__Written instruction__
Sort through the data and copy the lines holding the word "quality".

__Data excerpts__
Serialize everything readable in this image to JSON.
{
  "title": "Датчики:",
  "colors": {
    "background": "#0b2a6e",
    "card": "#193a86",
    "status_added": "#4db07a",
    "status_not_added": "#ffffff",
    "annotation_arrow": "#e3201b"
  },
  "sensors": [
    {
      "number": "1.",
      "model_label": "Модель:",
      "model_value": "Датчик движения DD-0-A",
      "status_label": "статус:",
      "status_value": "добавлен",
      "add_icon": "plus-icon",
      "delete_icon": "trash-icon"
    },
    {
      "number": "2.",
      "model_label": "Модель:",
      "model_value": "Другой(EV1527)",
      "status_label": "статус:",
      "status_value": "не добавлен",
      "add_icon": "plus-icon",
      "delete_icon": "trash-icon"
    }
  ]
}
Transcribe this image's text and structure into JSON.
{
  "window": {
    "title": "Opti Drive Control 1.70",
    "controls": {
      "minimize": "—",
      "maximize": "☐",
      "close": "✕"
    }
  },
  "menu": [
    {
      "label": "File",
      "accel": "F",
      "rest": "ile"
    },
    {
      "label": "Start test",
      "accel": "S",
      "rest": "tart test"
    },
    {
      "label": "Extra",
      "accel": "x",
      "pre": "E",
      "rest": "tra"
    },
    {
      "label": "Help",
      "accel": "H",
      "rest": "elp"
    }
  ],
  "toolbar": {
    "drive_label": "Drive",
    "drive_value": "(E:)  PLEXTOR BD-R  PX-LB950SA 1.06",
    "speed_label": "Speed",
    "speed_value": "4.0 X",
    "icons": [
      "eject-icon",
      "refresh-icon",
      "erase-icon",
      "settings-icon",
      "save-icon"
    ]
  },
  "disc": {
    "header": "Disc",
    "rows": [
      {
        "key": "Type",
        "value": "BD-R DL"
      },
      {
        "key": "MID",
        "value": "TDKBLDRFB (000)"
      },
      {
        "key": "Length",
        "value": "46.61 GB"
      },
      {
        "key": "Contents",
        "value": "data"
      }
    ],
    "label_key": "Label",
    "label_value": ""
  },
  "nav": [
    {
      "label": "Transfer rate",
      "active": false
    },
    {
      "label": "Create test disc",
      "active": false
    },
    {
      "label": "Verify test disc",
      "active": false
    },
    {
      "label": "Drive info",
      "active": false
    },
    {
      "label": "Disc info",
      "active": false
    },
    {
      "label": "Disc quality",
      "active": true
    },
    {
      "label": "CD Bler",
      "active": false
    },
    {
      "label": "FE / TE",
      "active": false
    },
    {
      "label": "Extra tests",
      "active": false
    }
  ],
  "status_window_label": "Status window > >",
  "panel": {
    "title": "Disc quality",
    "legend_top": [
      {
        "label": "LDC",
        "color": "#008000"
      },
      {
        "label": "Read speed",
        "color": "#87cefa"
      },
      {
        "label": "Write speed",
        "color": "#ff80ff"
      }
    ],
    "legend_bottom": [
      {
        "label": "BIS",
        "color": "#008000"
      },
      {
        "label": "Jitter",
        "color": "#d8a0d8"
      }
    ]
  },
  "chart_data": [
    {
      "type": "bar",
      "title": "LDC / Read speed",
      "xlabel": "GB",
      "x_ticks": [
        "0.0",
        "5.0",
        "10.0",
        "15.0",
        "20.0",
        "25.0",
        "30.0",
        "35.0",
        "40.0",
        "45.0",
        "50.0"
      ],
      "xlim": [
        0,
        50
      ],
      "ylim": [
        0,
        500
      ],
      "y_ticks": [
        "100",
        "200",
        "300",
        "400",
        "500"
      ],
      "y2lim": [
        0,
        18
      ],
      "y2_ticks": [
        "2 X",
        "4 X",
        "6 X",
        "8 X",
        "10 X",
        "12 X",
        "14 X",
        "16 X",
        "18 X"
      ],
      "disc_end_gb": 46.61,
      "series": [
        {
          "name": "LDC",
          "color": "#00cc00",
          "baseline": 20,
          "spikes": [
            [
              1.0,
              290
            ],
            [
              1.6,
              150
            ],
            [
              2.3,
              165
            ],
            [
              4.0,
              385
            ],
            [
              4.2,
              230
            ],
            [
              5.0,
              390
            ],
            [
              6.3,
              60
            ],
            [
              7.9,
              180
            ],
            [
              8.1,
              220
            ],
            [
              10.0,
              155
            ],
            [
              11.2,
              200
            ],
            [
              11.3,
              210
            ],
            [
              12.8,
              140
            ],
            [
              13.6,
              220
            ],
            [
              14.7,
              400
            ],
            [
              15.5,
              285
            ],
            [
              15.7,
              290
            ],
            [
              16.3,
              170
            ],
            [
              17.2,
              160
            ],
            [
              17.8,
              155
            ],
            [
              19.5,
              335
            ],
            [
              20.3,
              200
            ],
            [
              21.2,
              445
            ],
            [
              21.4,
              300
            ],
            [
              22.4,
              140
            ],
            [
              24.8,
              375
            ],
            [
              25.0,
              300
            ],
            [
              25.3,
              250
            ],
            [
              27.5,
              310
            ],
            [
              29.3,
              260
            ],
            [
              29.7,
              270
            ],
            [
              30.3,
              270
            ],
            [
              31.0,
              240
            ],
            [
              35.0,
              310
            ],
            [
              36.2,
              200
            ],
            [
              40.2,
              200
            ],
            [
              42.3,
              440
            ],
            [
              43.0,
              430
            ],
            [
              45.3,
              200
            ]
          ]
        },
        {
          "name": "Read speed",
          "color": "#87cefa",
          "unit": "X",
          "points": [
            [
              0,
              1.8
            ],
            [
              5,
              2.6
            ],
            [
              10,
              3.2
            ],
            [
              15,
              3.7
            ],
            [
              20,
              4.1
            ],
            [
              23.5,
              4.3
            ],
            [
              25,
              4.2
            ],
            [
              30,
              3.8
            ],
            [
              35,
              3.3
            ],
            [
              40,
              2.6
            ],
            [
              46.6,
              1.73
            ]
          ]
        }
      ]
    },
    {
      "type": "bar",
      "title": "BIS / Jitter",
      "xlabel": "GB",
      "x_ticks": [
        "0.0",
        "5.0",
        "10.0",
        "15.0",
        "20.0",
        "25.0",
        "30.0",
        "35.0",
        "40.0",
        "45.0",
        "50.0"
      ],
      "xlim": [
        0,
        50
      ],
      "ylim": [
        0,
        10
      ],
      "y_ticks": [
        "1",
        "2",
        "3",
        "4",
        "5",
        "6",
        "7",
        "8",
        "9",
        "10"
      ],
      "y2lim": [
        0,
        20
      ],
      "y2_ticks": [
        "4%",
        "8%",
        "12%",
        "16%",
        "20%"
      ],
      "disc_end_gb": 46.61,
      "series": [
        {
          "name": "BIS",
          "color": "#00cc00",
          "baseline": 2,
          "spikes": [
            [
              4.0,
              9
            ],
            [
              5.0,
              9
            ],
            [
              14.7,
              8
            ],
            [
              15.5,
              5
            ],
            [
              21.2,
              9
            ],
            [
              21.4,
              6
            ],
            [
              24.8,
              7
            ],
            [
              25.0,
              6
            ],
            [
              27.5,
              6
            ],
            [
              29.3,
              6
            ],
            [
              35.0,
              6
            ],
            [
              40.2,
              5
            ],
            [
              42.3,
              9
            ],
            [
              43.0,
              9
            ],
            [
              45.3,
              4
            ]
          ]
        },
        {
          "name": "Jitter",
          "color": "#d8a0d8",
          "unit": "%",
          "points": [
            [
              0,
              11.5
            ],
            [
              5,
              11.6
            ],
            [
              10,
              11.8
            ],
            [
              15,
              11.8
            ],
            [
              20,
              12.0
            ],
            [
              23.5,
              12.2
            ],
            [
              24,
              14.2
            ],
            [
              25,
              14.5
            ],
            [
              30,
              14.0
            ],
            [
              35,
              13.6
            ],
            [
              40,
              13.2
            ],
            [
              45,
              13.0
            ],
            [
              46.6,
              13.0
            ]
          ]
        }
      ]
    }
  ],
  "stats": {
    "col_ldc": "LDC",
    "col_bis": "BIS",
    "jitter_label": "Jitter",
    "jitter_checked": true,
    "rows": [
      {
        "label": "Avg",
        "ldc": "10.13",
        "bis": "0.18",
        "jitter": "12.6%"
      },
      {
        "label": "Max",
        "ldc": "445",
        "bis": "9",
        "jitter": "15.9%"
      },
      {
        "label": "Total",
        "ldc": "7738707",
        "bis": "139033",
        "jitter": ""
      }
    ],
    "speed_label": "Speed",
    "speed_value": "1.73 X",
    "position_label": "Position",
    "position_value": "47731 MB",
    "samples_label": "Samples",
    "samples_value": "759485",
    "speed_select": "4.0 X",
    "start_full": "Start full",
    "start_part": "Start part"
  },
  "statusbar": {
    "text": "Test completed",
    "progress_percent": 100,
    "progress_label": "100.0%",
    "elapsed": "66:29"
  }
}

__Response below__
      "label": "Disc quality",
    "title": "Disc quality",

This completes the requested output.